State how many lines of the records contain the string "Association". Give the number alone.

**Provided records:**
▼
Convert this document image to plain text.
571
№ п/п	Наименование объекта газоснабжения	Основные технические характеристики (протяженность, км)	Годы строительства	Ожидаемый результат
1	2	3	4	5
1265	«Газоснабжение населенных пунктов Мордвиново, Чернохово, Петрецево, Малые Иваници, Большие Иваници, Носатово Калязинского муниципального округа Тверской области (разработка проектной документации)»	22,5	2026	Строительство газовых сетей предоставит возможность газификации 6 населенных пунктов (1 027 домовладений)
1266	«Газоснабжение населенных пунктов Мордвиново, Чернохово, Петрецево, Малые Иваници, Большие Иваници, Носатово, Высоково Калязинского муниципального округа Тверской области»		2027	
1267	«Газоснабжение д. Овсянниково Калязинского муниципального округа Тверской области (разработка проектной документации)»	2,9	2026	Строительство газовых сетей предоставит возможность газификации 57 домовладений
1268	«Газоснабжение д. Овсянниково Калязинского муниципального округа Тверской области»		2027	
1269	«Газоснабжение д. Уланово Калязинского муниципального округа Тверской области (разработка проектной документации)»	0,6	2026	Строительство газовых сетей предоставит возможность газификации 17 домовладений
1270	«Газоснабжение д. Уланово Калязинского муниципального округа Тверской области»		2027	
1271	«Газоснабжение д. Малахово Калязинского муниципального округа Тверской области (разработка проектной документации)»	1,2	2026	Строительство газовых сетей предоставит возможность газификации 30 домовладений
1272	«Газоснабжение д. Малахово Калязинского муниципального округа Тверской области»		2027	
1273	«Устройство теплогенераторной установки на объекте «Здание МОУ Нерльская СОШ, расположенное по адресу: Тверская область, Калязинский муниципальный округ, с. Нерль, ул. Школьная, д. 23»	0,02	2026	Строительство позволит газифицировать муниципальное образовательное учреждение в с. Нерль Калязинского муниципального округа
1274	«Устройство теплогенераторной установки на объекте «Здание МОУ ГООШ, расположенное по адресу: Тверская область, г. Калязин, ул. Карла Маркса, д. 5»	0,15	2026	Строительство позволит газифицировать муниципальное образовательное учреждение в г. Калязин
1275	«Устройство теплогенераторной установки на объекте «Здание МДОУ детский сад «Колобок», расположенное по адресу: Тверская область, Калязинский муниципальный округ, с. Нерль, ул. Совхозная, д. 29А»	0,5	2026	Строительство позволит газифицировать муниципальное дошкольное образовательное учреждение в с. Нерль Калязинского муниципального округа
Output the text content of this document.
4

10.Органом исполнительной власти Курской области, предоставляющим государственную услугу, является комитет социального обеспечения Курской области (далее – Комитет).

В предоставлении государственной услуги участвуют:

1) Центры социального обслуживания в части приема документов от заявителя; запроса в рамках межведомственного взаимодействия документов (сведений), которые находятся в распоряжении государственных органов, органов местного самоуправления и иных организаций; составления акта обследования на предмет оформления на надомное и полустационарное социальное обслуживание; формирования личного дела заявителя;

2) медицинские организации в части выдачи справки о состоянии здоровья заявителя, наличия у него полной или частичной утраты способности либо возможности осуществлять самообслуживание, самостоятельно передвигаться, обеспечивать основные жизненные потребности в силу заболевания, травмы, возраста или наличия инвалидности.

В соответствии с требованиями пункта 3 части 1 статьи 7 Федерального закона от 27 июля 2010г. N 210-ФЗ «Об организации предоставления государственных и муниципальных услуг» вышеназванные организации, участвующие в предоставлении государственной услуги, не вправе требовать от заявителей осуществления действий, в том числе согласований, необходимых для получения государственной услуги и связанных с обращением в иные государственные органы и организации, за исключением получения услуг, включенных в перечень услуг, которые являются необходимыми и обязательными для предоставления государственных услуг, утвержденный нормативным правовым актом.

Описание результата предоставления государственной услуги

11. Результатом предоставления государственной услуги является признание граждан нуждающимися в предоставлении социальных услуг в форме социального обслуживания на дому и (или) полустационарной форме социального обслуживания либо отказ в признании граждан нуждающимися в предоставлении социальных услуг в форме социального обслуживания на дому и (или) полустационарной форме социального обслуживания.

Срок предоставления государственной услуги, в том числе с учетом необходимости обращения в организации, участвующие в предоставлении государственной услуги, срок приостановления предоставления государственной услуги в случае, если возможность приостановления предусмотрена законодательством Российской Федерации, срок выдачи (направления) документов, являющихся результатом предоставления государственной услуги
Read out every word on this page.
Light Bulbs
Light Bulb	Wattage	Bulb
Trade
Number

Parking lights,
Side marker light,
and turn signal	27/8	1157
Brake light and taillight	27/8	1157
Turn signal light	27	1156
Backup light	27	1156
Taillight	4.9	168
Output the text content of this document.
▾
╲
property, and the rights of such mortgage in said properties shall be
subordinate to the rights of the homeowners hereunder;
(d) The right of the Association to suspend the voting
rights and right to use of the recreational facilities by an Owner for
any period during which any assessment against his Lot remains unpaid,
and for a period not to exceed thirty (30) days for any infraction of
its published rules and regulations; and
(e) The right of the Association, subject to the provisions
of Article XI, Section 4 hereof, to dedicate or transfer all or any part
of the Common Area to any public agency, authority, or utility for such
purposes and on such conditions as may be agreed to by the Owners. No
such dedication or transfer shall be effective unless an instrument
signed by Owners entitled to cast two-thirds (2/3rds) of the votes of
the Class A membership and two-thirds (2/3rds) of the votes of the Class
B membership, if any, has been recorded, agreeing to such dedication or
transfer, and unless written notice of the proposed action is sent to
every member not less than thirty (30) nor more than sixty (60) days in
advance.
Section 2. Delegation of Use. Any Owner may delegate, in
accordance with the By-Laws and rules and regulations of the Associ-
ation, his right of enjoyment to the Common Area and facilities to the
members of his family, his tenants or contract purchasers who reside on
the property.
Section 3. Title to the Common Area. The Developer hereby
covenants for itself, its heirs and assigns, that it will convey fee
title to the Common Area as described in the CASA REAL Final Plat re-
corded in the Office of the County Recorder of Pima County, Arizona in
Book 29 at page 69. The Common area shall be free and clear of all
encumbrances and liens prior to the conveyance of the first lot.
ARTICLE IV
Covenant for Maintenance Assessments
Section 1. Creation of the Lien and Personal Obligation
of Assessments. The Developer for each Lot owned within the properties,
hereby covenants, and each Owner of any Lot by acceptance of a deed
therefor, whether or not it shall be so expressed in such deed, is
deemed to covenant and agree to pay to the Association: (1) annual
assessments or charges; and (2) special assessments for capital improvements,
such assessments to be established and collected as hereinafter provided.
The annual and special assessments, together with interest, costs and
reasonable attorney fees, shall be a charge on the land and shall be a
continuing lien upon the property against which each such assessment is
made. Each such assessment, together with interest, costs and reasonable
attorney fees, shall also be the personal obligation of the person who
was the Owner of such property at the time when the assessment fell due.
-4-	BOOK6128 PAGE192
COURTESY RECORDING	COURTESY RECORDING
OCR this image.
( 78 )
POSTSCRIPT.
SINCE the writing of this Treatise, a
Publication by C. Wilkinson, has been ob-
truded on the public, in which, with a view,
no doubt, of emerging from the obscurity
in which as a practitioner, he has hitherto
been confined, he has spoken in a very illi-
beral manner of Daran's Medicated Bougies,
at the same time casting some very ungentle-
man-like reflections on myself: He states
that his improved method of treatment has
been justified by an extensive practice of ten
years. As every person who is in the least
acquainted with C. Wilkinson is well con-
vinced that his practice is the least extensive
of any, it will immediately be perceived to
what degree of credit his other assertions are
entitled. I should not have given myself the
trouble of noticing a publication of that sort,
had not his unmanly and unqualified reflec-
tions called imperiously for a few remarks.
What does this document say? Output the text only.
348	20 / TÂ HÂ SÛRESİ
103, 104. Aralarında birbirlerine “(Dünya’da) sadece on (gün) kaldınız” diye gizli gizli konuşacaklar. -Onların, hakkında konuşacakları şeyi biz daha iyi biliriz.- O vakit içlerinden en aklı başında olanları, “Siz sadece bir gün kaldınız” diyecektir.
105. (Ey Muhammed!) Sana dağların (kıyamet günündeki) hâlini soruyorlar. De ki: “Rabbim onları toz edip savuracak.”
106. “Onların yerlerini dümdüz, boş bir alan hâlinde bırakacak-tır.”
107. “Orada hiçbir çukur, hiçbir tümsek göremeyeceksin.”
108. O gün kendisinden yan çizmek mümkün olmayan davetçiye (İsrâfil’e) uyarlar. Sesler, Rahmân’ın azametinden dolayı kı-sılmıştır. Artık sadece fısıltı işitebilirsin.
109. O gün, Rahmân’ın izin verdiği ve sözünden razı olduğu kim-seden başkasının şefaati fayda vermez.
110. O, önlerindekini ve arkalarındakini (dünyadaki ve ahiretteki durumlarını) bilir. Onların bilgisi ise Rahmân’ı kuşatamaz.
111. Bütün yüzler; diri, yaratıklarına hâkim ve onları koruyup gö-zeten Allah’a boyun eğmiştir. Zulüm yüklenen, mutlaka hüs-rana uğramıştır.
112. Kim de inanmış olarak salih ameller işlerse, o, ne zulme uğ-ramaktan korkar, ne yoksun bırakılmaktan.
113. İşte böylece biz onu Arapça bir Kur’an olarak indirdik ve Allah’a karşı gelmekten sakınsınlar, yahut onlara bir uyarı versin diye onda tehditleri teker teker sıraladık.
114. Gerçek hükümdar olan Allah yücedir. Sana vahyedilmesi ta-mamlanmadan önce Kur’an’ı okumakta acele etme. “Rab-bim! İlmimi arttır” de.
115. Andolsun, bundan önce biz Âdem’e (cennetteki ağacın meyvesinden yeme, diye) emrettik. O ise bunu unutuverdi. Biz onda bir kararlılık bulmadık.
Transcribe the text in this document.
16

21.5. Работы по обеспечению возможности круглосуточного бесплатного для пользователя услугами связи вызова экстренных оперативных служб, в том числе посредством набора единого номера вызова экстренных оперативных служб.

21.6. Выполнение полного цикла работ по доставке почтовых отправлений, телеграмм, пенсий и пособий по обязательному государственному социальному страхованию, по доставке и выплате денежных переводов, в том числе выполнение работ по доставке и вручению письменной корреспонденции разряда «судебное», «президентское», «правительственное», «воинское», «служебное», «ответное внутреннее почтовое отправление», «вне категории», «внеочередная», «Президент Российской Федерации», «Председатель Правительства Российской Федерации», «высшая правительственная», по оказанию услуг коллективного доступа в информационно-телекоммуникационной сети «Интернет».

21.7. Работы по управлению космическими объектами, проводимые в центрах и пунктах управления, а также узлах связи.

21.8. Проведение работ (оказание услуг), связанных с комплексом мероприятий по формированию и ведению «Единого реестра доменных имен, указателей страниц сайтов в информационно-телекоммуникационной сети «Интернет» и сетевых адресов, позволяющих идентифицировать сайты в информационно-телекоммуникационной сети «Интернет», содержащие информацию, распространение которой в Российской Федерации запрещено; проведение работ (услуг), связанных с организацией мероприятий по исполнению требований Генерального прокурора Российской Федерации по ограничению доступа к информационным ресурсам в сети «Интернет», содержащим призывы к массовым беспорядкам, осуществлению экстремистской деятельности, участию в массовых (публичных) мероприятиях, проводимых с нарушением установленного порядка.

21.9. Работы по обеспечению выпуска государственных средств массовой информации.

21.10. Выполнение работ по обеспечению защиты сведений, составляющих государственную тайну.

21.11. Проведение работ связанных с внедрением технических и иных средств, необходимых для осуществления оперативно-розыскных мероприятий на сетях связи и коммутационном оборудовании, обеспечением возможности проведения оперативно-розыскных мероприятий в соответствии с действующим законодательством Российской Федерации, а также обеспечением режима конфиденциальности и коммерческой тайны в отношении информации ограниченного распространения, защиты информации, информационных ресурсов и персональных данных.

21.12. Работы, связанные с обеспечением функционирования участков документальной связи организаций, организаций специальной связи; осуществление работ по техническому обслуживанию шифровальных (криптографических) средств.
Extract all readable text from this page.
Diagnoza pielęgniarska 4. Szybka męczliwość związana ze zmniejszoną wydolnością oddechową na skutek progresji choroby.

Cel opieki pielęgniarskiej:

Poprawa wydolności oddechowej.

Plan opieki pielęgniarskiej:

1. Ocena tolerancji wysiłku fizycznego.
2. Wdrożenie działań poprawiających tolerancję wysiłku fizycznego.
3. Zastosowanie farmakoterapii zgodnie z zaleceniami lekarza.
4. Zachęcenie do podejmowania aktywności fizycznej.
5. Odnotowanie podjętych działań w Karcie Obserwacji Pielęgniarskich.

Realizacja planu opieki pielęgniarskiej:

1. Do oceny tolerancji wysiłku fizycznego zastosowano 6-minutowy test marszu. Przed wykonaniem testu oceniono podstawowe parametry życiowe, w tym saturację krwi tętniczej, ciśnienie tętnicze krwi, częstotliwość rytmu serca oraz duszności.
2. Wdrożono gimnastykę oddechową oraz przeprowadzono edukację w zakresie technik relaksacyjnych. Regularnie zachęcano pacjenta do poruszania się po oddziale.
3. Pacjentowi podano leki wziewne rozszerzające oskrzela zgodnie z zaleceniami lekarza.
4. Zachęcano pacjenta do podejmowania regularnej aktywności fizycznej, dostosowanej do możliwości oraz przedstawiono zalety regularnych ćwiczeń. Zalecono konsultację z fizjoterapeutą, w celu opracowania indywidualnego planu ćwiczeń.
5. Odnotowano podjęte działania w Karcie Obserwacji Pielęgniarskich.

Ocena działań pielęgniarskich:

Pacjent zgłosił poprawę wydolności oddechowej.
▲
**Exercise output:** 3